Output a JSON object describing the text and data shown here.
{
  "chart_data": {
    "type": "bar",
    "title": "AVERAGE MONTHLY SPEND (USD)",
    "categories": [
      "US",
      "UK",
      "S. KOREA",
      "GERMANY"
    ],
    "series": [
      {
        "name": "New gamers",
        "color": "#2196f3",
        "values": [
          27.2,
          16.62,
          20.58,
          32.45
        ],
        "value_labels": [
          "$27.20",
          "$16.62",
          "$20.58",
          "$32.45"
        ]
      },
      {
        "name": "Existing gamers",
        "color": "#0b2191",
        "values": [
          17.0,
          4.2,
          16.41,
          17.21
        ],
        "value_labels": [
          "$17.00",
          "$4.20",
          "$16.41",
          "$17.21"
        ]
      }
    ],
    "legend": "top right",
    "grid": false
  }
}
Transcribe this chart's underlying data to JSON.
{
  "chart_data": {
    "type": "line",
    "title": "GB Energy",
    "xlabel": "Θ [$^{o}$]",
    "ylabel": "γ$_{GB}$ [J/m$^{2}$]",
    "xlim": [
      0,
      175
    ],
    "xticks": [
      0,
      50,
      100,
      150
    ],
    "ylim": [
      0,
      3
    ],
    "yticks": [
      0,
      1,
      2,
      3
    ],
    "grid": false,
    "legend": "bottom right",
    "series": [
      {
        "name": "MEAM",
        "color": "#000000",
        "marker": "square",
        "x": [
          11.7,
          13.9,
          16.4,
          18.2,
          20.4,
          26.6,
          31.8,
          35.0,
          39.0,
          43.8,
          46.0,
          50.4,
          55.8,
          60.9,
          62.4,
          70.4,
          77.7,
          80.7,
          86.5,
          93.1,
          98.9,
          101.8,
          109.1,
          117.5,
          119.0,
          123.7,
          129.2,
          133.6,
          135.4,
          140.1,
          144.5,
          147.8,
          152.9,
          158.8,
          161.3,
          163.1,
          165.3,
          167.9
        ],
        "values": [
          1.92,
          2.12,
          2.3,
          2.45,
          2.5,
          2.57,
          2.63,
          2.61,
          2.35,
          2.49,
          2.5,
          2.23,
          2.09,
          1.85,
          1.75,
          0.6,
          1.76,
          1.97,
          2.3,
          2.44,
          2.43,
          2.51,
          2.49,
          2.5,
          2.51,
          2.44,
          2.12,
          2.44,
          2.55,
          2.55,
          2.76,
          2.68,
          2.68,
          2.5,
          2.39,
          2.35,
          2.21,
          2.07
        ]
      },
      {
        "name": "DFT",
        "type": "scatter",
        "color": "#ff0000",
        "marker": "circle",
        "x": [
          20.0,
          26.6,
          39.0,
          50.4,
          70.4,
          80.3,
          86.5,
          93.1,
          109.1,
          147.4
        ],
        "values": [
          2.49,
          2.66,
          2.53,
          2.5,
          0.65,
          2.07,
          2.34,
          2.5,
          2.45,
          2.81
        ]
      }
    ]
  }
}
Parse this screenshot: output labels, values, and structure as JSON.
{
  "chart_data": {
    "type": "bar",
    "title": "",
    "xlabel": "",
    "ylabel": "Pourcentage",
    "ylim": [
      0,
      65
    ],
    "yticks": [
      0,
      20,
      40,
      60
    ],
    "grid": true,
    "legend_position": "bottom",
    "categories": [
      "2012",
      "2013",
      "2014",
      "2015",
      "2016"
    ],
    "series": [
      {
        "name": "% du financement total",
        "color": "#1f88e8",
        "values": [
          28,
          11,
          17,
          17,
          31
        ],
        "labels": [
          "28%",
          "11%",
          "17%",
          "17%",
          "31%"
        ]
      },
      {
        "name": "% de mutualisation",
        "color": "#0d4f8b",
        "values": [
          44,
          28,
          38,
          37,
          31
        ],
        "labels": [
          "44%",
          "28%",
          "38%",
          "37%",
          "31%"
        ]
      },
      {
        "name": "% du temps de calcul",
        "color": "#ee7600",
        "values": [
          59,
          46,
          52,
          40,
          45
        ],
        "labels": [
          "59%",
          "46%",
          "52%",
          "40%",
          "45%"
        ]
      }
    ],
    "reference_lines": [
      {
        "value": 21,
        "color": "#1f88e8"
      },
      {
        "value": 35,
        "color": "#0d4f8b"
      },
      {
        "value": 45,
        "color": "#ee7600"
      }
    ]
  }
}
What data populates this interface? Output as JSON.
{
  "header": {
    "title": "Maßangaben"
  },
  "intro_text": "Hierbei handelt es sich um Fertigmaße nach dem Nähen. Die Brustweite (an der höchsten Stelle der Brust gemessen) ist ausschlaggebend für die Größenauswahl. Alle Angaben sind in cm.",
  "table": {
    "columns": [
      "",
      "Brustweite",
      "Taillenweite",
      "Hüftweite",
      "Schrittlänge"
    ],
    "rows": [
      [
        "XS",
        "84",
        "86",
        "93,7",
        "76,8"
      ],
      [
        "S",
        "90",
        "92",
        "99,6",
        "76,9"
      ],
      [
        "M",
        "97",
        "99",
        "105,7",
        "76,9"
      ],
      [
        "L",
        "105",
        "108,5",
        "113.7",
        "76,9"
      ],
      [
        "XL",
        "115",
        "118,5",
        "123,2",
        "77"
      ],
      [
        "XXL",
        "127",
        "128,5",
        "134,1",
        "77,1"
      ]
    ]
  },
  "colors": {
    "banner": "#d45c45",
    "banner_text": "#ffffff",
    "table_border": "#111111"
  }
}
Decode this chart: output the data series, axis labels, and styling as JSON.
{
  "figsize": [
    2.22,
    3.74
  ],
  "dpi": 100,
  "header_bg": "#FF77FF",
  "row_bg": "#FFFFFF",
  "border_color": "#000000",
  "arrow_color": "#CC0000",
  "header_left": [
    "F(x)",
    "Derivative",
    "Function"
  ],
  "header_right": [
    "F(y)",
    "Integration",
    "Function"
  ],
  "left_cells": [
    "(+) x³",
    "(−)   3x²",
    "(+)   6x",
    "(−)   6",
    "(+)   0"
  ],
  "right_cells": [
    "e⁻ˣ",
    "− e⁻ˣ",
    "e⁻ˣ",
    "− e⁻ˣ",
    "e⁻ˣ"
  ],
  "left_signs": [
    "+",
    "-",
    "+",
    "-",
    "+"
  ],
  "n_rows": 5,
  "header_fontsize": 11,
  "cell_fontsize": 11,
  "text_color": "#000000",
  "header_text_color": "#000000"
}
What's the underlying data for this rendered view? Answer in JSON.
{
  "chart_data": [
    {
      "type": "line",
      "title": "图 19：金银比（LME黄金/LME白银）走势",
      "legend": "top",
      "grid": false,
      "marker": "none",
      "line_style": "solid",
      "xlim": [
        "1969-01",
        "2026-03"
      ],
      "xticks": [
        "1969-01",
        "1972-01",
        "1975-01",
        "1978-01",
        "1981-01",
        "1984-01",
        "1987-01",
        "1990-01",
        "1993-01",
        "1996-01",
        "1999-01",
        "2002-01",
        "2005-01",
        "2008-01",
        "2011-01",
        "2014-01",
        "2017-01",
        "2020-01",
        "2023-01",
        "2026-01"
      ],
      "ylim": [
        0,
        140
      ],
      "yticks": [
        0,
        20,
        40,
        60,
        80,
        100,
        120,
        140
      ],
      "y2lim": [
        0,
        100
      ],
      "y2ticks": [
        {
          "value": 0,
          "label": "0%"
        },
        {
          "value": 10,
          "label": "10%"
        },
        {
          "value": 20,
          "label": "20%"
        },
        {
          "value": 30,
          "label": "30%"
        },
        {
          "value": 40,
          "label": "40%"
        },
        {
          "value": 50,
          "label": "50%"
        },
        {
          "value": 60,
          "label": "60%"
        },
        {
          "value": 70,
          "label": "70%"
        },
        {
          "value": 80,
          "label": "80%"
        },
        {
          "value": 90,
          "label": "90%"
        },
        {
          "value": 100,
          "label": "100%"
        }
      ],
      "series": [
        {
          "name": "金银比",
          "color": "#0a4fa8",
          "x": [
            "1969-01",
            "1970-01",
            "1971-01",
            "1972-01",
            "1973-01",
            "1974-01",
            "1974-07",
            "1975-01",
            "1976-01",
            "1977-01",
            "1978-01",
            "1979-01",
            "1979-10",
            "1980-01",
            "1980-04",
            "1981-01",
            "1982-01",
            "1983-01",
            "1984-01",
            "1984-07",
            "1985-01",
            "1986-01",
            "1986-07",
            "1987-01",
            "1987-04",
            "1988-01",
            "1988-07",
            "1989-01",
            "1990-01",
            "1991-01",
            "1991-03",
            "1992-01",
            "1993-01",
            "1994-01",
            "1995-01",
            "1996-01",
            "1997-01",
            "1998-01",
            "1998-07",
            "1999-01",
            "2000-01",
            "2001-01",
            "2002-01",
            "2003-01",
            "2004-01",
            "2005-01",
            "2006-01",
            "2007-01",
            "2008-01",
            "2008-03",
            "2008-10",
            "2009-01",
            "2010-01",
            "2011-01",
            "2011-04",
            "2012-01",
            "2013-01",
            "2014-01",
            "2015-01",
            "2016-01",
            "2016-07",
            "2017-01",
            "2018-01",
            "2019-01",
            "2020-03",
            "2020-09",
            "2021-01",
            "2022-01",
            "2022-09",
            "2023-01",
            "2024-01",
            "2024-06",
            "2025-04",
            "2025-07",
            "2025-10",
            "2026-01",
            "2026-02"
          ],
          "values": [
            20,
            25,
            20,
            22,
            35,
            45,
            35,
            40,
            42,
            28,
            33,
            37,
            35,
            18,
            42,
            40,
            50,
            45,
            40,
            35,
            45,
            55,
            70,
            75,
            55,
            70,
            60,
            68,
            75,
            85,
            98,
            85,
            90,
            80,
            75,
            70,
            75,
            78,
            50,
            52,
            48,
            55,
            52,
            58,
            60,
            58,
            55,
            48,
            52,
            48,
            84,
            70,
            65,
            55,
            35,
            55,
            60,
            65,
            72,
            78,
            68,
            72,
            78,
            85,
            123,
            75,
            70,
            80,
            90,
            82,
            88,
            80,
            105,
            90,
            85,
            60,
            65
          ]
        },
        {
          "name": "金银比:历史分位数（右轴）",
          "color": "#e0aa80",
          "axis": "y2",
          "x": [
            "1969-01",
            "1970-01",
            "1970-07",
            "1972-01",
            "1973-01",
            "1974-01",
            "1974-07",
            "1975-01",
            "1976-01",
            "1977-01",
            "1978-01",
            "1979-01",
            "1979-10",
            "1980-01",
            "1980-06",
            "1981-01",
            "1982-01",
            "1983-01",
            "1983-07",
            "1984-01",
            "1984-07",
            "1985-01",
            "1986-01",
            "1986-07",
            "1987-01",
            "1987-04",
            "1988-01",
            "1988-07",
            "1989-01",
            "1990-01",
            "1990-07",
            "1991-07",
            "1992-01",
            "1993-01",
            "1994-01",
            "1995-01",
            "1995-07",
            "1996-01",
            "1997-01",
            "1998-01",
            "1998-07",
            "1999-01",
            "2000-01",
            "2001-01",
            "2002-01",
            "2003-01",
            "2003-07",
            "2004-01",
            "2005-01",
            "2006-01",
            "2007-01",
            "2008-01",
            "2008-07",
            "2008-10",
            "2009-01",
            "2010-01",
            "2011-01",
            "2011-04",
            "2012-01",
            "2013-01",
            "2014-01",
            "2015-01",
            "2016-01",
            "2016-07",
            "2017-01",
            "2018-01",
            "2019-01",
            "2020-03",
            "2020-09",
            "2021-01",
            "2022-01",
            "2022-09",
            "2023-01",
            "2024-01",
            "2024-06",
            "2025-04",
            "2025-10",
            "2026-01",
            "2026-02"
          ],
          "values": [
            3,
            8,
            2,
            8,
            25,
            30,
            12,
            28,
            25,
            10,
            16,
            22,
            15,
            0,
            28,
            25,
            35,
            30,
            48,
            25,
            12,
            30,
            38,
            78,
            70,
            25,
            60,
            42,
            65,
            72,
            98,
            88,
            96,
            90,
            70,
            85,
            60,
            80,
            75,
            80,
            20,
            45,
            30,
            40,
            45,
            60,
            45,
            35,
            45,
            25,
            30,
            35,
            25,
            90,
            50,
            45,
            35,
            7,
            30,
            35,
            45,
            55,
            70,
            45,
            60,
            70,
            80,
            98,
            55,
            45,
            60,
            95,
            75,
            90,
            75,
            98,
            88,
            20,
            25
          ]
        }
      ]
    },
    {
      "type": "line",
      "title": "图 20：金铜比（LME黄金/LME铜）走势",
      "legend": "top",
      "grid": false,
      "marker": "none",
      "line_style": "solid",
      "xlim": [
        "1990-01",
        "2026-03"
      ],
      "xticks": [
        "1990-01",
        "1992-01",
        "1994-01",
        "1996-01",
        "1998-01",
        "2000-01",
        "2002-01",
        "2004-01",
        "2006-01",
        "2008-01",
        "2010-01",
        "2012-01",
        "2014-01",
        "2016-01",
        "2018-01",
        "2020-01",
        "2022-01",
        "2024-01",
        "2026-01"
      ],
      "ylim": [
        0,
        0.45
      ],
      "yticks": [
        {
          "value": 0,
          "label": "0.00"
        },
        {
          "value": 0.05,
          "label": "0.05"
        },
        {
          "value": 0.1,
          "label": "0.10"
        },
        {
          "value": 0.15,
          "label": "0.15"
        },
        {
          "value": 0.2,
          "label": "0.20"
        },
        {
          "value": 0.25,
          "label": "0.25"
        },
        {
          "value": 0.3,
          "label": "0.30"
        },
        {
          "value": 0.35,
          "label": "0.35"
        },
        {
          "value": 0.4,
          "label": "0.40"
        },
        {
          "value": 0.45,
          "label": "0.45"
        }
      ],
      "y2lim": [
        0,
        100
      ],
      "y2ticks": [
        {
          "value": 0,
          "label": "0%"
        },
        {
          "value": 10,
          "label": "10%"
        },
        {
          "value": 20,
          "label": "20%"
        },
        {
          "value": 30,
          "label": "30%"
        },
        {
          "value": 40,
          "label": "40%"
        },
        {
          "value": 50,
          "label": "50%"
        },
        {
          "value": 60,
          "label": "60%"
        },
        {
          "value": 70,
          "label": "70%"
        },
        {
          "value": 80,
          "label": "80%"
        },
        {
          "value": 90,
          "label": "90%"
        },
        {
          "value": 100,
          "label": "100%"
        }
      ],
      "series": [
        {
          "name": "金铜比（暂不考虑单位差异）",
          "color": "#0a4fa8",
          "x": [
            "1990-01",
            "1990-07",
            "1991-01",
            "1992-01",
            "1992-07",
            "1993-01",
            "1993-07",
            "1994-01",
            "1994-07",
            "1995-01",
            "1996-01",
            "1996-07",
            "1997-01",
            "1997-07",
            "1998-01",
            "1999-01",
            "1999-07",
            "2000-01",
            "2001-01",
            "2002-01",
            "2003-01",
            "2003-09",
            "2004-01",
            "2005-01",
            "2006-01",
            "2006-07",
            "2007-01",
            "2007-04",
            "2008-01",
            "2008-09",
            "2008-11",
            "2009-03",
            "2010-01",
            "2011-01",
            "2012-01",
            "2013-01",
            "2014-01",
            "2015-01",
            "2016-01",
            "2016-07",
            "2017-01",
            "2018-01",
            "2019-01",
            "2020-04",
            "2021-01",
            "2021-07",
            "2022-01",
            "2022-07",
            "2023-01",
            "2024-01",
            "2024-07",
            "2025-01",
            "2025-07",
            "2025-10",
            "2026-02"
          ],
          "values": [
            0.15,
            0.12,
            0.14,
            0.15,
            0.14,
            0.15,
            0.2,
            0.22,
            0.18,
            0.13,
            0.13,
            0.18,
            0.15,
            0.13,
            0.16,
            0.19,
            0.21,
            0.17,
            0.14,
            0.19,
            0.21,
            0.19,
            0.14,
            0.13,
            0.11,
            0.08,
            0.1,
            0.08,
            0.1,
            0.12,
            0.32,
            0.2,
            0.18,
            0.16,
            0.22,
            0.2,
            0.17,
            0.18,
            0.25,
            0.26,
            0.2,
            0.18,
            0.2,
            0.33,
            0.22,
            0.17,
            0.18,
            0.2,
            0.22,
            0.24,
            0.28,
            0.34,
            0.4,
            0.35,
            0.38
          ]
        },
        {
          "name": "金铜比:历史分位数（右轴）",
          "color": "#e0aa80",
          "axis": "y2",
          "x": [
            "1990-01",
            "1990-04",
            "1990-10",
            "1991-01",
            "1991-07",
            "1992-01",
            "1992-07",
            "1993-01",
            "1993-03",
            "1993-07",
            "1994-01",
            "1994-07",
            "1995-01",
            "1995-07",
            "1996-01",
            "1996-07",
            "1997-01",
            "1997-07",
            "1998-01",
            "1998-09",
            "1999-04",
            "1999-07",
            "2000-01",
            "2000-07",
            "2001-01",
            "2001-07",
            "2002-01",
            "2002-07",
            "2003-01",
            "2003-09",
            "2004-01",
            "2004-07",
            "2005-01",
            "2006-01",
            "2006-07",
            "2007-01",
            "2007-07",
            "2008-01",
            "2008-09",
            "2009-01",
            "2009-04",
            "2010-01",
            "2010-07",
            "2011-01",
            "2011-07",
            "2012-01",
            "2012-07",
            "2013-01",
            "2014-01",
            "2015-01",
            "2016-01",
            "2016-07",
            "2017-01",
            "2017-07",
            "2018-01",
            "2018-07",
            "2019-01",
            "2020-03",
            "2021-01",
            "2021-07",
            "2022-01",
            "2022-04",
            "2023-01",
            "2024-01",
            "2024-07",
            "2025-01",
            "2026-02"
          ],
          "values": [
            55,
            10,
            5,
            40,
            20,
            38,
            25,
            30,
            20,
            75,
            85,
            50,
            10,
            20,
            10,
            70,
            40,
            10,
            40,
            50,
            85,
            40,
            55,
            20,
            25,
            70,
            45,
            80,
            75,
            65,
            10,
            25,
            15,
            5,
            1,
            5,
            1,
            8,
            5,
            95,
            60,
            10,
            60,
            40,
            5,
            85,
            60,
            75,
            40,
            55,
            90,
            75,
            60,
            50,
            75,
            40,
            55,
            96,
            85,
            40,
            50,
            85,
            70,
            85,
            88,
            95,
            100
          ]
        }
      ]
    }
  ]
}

What you need to do: Pull out every line containing "grid".

Written response:
    "grid": false
    "grid": false,
    "grid": true,
      "grid": false,
      "grid": false,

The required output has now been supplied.